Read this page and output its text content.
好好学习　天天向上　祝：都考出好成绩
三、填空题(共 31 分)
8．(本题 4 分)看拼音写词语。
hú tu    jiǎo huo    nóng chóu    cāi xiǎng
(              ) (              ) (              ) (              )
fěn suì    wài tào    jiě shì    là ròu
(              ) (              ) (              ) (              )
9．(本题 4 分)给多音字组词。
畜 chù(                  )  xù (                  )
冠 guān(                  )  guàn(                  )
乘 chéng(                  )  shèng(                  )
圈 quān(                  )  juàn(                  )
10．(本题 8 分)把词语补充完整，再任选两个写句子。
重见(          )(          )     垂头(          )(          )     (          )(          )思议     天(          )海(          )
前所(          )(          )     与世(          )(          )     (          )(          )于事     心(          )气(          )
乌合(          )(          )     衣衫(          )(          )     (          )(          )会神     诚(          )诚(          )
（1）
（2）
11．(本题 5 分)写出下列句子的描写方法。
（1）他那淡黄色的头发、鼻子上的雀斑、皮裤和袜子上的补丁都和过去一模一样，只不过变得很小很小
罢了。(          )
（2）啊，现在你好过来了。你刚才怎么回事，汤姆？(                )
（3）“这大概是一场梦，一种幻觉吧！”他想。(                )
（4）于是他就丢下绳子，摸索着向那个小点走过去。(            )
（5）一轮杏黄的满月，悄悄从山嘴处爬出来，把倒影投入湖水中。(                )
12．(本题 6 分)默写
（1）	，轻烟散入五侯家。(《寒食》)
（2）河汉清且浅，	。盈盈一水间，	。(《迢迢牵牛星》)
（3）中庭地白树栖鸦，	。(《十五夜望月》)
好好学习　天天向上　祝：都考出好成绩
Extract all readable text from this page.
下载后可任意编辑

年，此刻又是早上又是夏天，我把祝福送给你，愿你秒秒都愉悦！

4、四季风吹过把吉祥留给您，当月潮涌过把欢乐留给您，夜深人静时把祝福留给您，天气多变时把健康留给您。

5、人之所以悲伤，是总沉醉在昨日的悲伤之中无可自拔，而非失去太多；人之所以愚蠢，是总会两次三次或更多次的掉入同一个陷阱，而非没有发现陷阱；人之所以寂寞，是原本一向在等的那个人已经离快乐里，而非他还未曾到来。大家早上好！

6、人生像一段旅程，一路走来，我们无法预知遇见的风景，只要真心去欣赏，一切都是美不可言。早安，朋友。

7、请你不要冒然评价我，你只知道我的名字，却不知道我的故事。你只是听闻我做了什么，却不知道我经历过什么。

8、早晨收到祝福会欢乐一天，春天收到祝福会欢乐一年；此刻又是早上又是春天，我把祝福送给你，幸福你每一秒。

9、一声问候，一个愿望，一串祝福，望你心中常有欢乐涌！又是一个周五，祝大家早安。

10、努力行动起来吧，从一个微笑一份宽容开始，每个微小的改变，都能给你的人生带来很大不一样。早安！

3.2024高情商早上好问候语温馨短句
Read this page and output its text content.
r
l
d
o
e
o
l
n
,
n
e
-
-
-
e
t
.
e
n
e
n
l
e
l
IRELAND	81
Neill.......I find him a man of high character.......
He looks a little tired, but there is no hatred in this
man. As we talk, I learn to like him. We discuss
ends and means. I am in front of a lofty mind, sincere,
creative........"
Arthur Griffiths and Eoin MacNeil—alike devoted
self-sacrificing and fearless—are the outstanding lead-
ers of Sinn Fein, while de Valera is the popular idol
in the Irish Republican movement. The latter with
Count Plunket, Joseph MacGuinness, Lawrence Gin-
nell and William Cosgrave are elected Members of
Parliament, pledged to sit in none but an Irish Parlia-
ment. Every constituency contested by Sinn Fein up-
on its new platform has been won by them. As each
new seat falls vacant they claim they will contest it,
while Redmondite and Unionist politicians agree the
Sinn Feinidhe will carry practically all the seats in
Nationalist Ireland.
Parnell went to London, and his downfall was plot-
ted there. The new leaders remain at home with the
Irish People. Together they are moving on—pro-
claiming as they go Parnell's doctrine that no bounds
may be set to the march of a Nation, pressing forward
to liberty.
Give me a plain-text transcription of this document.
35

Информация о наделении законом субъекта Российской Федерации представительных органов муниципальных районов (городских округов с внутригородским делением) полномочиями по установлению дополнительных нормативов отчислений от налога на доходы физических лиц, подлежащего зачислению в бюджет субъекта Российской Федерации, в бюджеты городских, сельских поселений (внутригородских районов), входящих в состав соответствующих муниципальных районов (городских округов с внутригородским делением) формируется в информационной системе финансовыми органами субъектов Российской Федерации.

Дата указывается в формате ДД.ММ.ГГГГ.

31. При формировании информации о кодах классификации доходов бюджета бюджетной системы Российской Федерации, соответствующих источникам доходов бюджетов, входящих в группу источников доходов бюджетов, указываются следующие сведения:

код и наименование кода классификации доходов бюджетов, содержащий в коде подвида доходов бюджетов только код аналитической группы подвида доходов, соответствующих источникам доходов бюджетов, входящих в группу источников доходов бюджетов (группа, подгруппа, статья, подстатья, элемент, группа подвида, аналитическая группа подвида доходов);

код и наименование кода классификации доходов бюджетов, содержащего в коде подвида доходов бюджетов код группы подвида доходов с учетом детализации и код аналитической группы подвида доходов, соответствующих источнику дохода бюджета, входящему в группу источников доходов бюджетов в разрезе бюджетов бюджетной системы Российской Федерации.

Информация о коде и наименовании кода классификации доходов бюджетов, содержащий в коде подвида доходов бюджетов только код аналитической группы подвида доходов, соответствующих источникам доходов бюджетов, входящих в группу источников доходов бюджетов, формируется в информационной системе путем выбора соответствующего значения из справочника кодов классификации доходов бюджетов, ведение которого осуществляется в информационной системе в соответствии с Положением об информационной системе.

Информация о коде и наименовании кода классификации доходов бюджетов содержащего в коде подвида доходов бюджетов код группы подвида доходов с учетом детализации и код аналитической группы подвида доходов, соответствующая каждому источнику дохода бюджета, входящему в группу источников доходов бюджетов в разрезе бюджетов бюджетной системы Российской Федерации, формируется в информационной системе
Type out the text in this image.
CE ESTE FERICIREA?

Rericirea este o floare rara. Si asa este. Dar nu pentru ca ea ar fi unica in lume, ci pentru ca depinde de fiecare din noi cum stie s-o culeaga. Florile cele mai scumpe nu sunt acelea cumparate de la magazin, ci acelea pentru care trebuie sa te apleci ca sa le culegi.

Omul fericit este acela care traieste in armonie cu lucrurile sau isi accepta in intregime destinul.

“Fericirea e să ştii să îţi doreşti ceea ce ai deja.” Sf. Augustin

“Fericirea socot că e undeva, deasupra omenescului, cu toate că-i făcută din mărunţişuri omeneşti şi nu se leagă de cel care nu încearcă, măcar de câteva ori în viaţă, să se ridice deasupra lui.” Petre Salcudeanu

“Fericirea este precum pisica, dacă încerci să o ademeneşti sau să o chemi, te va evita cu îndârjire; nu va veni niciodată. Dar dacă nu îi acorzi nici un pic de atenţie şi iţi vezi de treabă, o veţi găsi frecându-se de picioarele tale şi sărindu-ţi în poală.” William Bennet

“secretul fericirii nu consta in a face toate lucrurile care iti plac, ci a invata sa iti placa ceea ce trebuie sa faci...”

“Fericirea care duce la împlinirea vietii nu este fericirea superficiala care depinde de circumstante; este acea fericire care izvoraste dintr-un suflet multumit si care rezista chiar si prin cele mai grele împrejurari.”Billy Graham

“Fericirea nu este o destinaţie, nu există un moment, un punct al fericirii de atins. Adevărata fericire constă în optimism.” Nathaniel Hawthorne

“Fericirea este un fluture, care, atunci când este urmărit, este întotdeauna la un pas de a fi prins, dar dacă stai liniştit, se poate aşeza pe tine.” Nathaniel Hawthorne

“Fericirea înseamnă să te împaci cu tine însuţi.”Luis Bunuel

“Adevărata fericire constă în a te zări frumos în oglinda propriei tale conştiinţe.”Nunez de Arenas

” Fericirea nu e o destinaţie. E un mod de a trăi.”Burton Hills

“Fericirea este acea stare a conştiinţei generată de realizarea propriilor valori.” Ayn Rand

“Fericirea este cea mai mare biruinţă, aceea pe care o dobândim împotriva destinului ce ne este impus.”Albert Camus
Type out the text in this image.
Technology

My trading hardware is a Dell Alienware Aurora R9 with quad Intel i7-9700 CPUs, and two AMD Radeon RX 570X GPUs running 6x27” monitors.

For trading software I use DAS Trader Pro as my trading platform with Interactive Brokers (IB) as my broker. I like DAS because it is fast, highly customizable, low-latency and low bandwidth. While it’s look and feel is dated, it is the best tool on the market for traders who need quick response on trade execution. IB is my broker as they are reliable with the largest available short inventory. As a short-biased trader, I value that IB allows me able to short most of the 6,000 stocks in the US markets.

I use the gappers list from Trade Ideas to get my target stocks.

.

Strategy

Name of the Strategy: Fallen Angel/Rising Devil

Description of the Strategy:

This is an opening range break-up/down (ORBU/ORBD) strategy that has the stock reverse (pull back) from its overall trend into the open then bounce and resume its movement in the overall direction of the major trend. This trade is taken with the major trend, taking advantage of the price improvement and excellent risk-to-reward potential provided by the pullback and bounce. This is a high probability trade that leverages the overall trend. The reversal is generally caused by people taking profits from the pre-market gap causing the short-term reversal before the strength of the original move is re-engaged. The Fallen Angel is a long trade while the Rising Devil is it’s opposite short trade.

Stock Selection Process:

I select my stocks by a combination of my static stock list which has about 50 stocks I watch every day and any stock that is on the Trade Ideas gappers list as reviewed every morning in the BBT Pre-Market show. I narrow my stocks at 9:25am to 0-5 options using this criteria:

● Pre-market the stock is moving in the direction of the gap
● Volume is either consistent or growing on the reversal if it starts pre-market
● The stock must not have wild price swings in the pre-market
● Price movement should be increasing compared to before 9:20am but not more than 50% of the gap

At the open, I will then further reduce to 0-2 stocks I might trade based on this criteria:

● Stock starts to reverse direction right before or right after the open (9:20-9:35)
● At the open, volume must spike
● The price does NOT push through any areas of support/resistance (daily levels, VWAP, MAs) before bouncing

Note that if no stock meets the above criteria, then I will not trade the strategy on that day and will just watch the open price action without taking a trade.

## Work to complete
Report the number of lines that contain "tale", with no other words.

## Result for this task
2